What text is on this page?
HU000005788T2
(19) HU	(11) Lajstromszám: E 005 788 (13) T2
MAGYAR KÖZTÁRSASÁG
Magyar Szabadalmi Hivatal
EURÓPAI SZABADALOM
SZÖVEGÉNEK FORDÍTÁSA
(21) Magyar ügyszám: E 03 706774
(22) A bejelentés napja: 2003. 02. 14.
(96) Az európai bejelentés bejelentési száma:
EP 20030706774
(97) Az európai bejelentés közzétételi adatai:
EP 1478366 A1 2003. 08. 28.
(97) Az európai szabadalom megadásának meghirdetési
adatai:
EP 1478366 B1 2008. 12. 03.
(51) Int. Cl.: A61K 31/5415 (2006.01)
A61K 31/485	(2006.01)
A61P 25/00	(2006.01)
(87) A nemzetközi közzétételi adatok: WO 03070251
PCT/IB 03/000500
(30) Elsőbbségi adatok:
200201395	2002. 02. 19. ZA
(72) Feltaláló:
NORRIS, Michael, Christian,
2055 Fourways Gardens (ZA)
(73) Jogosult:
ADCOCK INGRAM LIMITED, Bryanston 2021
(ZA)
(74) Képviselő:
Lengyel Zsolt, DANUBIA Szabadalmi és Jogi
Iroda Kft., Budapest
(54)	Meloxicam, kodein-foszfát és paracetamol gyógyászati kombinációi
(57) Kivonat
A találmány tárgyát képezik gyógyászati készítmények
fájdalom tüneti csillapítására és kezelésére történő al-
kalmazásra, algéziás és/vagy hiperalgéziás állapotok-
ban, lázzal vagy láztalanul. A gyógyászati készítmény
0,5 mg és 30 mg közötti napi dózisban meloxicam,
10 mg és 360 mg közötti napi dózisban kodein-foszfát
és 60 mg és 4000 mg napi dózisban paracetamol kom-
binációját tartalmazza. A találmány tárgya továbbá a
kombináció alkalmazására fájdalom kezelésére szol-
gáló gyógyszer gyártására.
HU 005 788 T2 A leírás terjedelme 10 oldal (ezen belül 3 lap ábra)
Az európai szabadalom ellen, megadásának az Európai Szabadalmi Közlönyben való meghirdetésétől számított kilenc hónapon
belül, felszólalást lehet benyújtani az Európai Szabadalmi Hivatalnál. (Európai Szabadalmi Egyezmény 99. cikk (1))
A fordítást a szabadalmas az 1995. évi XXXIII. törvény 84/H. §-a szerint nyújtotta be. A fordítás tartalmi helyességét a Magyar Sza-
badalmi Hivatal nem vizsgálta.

--- --- ---

◆ **Job**: In the records above, find the lines containing "paracetamol" and copy them.

◆ **Exercise solution**:
(54)	Meloxicam, kodein-foszfát és paracetamol gyógyászati kombinációi
és 60 mg és 4000 mg napi dózisban paracetamol kom-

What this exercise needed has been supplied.